* _Short task_
Look through the records below, count the lines with the word "JSON", and reply with only the number.

* _Data shown_
⁂

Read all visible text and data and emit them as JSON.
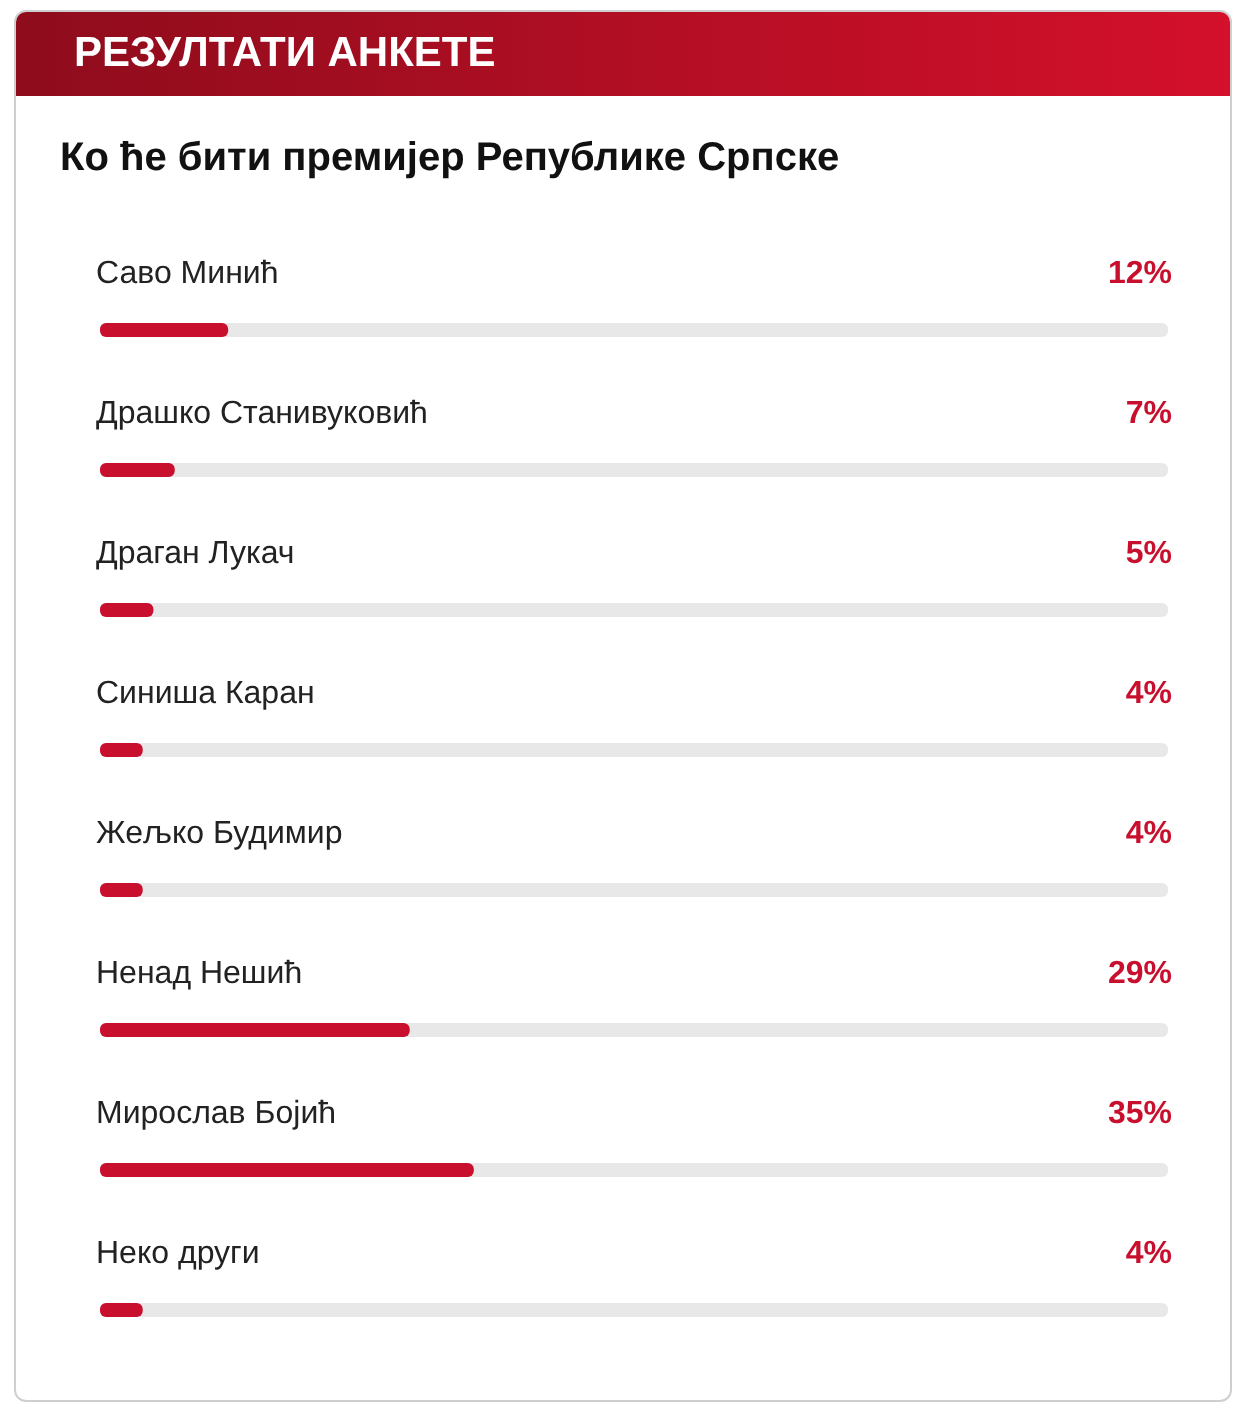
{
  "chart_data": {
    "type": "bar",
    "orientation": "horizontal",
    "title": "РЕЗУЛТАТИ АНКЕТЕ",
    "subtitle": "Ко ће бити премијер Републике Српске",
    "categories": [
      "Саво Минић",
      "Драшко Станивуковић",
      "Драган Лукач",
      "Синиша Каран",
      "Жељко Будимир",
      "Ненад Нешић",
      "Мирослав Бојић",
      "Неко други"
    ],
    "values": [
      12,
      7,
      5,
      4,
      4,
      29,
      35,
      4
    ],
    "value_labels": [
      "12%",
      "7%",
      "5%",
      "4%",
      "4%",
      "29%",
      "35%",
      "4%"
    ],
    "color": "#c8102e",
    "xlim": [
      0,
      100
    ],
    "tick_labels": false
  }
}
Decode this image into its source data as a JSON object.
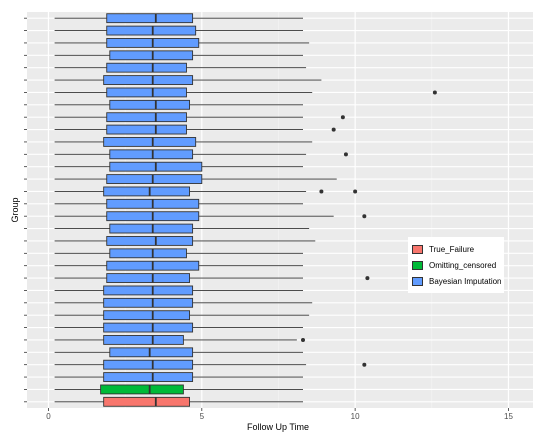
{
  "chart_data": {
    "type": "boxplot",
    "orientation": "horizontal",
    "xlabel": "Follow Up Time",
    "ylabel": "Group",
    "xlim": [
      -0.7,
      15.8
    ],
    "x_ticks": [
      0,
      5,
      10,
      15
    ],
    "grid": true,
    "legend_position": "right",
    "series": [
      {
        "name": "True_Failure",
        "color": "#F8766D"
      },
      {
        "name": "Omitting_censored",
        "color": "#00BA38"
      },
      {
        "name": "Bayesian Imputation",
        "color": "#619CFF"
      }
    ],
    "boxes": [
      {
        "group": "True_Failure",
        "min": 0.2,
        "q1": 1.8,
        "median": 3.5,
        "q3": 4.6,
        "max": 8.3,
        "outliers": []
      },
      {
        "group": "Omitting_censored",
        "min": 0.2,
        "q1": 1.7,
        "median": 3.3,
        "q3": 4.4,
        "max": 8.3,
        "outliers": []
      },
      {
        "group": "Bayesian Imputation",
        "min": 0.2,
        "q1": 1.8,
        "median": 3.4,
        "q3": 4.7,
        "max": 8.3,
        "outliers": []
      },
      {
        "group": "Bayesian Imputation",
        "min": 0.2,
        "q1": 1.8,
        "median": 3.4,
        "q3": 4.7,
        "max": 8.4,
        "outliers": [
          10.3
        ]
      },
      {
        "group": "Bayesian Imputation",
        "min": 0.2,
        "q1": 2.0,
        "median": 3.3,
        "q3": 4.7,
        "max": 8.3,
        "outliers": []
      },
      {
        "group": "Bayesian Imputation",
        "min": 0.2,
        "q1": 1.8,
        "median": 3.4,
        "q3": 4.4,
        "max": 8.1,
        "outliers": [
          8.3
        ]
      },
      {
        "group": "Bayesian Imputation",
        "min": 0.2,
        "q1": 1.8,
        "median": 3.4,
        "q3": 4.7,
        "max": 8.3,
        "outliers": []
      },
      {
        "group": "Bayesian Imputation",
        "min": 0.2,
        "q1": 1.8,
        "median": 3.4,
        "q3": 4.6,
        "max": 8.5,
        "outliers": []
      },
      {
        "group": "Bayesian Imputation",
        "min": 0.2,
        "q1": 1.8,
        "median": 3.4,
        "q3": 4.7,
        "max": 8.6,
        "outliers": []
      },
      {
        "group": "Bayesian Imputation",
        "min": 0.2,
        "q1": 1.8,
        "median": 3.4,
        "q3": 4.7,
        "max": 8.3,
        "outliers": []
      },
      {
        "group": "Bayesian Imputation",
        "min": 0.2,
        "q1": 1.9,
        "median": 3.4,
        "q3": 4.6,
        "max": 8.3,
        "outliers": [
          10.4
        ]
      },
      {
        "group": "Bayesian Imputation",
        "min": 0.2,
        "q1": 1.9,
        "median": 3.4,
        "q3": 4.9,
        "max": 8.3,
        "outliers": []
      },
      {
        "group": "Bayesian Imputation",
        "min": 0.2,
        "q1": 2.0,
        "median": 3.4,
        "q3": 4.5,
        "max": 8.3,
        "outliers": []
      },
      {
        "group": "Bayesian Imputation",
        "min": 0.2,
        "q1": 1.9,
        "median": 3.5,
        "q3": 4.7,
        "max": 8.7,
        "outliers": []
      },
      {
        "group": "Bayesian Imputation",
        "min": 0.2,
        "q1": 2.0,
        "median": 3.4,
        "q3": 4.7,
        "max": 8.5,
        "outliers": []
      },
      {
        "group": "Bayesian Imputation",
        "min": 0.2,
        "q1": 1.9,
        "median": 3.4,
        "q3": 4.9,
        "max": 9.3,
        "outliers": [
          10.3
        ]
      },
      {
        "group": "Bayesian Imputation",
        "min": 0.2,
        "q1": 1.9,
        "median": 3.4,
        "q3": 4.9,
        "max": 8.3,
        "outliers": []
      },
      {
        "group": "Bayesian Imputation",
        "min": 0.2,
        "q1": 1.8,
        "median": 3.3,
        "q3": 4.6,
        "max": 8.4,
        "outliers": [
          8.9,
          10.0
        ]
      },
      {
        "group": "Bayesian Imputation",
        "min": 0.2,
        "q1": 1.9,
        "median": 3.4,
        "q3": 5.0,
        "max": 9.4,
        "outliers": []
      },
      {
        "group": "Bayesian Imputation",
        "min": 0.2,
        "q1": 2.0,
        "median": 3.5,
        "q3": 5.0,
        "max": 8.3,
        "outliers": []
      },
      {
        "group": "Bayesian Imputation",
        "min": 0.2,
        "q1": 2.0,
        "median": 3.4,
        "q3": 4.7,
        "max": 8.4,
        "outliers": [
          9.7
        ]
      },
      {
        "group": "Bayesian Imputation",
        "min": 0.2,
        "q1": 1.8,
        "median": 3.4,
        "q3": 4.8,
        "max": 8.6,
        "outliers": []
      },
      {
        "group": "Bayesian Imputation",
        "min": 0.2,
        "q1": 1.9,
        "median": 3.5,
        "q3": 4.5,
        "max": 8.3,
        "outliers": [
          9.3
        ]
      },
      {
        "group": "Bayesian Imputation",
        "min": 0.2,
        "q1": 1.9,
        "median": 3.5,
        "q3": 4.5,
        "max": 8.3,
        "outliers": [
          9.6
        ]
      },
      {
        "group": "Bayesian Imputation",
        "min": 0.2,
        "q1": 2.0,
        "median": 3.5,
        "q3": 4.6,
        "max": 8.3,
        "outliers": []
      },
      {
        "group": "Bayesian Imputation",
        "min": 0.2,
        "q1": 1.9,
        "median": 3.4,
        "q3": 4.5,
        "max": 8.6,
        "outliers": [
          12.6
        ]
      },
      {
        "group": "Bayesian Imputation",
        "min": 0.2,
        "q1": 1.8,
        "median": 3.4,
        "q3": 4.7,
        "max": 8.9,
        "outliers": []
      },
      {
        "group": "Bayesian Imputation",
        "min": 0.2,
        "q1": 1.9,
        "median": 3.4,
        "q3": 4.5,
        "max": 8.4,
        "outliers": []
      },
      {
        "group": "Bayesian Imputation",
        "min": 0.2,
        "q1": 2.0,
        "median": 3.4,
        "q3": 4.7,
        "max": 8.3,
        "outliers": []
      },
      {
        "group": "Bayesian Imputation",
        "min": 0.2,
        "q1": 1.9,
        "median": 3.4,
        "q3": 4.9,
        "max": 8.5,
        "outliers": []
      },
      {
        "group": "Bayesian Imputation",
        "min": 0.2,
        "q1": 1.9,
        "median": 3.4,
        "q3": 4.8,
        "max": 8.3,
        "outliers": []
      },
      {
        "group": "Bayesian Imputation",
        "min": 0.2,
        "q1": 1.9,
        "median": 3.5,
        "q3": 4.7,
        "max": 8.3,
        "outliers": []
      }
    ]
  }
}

⁂

* _Expected answer_
2